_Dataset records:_
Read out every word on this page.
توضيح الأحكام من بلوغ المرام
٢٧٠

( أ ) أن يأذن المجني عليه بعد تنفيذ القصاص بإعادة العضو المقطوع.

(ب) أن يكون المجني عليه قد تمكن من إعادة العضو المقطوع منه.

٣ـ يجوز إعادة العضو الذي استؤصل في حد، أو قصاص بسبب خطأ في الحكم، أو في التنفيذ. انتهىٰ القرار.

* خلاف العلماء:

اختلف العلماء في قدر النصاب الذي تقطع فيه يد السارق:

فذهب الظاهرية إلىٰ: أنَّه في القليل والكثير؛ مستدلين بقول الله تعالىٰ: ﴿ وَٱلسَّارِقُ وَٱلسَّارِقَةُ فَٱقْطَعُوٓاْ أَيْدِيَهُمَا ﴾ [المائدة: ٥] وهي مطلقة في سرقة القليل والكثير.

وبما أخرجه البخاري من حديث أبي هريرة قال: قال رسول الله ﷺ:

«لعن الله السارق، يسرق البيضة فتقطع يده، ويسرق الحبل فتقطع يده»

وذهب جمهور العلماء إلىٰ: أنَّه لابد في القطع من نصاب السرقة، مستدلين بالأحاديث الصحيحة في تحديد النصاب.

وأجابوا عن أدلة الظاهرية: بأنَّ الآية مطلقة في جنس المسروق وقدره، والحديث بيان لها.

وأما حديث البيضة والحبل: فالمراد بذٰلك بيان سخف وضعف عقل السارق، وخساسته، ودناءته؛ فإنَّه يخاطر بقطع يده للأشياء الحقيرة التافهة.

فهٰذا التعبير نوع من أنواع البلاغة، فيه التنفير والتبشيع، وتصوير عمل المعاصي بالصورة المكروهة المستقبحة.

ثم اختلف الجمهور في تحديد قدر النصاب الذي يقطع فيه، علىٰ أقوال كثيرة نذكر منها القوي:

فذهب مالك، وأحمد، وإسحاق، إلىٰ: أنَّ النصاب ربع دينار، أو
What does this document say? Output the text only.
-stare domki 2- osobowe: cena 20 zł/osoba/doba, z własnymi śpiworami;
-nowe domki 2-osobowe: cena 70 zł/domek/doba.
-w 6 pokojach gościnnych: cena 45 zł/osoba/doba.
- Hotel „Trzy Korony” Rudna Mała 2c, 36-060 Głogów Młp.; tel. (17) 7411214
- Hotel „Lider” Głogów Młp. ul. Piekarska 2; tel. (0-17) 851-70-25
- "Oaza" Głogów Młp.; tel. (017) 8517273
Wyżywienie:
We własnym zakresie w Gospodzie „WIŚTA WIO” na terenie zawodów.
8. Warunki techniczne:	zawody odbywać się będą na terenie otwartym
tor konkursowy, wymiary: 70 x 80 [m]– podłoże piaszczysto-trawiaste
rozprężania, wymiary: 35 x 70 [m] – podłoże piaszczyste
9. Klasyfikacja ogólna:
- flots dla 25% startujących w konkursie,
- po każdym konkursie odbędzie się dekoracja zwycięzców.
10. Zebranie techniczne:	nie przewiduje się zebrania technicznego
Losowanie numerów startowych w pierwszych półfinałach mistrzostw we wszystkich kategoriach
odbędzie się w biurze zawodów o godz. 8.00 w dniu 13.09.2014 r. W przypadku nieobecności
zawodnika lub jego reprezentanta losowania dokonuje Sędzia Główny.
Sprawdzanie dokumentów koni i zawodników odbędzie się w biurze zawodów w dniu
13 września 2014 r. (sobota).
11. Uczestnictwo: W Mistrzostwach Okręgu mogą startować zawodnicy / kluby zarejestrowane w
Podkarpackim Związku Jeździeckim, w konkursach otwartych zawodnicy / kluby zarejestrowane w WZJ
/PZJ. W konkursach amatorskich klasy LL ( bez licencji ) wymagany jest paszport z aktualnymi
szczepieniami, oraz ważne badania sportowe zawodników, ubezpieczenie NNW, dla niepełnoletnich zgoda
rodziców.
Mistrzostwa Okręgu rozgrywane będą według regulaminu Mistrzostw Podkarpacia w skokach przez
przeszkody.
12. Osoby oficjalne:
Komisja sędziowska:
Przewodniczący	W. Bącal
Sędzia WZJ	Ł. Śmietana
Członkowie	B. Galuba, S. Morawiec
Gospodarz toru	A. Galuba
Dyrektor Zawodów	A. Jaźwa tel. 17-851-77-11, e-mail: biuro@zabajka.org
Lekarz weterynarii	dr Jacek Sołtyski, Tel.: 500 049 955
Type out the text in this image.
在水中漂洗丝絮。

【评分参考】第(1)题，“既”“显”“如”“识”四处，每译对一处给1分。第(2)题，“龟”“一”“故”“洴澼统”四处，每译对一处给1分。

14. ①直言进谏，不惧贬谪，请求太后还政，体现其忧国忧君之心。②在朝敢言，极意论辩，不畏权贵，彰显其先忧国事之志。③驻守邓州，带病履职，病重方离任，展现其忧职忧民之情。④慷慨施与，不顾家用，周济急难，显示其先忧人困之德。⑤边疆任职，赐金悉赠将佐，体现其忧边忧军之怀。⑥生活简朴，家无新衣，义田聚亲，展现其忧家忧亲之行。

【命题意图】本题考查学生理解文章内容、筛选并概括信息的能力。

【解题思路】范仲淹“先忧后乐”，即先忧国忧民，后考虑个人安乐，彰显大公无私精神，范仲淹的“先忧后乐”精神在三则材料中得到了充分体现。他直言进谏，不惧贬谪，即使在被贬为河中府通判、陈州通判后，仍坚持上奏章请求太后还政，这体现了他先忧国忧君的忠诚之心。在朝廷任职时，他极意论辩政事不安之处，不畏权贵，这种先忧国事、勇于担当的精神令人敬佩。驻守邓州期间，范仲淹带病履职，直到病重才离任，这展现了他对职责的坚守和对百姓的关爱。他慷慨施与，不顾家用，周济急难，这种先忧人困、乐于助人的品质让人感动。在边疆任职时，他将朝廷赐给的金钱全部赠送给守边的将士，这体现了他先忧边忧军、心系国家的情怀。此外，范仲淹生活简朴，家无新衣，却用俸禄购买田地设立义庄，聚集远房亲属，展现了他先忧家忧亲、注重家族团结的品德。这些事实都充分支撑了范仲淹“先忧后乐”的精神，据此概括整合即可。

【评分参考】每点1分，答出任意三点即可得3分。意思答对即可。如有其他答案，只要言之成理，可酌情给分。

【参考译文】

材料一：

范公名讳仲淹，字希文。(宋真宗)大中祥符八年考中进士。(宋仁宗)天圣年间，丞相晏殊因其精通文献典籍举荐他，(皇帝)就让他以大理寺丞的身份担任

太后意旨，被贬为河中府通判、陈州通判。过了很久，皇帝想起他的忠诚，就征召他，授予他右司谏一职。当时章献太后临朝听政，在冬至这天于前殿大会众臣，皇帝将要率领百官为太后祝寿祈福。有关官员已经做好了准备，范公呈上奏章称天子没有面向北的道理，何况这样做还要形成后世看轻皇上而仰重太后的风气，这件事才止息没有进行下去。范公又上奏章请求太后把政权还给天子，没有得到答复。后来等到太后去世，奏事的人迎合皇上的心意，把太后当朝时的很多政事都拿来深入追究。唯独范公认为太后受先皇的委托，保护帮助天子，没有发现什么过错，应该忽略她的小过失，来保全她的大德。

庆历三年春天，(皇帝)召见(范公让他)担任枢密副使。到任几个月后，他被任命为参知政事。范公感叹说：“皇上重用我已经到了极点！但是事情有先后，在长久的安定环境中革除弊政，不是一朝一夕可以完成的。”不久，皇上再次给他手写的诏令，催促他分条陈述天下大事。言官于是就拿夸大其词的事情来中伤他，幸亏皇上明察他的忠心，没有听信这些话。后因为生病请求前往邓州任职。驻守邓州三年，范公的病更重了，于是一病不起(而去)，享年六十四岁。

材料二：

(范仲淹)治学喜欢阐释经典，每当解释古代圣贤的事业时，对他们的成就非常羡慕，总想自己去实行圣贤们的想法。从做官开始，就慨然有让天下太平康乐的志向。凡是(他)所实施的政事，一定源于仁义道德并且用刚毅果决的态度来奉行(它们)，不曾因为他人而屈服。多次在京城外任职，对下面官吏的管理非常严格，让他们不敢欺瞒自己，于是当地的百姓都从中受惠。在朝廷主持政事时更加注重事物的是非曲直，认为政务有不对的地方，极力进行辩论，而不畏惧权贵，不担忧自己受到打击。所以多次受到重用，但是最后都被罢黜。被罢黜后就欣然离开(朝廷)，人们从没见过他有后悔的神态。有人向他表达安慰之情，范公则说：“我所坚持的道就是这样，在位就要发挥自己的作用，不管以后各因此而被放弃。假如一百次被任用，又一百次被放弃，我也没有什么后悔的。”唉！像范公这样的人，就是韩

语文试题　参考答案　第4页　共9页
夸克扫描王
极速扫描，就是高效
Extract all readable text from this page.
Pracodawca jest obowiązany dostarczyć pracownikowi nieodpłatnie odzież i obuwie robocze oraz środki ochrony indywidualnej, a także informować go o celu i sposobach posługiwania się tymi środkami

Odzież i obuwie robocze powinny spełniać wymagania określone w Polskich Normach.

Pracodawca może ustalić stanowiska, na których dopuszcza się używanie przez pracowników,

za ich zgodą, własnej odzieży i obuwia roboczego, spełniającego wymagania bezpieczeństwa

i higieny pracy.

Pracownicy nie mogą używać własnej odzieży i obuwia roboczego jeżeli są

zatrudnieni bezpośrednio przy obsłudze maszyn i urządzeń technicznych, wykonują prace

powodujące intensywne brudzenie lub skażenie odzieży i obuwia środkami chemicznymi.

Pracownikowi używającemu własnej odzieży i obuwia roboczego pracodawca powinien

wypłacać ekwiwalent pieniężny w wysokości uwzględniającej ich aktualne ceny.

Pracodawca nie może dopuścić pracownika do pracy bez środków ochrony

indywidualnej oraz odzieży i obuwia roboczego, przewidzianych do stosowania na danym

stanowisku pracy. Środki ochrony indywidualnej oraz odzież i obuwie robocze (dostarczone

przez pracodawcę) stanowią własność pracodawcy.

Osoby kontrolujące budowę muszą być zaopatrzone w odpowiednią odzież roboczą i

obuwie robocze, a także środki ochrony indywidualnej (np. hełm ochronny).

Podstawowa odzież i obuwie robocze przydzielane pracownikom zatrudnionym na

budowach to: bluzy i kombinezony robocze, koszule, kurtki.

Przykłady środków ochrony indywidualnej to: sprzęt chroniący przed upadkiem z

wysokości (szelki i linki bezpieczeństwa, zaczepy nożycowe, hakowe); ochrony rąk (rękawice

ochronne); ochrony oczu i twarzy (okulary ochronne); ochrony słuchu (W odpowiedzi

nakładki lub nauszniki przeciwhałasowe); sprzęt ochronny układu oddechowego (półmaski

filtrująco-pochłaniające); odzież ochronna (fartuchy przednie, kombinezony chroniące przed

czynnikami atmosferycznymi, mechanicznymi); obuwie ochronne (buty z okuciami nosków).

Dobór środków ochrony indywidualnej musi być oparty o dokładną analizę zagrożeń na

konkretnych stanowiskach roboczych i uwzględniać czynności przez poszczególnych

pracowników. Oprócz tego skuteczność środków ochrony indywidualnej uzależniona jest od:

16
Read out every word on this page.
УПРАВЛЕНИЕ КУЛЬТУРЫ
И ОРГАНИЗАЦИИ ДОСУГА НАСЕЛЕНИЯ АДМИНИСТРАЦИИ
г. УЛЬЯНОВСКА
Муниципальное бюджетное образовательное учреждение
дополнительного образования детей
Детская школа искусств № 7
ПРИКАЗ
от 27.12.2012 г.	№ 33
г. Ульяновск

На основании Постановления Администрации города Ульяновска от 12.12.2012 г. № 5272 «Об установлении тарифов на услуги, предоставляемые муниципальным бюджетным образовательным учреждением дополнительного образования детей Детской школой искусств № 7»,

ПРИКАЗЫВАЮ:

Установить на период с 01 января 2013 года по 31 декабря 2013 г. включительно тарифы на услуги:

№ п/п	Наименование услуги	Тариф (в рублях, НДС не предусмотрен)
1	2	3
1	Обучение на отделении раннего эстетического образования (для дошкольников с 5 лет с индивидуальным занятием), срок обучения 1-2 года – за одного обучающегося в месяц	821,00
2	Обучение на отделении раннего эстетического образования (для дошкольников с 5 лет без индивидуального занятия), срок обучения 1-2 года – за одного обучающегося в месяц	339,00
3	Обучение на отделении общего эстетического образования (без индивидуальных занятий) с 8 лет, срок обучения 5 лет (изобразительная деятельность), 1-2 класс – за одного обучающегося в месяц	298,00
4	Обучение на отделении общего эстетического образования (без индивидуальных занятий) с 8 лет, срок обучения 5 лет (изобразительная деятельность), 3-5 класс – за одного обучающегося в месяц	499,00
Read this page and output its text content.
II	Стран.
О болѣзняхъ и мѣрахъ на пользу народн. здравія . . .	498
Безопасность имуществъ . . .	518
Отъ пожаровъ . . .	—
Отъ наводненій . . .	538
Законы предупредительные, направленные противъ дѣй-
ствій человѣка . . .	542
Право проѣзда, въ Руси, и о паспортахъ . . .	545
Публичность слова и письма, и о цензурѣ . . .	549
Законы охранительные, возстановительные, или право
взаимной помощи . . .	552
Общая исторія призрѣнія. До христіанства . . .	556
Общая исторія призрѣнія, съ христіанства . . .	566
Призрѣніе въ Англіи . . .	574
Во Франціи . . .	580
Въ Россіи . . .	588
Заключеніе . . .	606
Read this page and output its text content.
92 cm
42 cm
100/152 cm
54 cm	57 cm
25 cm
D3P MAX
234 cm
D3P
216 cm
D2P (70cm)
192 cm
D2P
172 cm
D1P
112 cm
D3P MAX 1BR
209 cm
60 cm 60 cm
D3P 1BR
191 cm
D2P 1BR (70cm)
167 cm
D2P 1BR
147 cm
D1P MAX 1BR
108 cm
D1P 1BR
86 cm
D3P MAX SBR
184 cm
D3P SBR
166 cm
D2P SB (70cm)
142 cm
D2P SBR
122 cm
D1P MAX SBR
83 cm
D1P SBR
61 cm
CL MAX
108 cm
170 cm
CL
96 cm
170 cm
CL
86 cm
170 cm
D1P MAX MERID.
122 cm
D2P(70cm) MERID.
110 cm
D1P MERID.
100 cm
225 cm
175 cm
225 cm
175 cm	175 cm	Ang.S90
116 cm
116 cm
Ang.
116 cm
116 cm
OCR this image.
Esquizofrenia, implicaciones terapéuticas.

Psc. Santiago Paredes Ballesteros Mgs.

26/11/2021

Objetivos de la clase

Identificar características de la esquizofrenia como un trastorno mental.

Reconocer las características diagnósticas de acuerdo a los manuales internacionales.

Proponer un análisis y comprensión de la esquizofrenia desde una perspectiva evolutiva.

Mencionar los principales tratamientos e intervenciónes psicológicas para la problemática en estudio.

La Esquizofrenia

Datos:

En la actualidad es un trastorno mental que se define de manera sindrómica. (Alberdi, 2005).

_Task instructions:_
From the listing above, copy every line that includes the word "techniczne".

_Written answer:_
8. Warunki techniczne:	zawody odbywać się będą na terenie otwartym
10. Zebranie techniczne:	nie przewiduje się zebrania technicznego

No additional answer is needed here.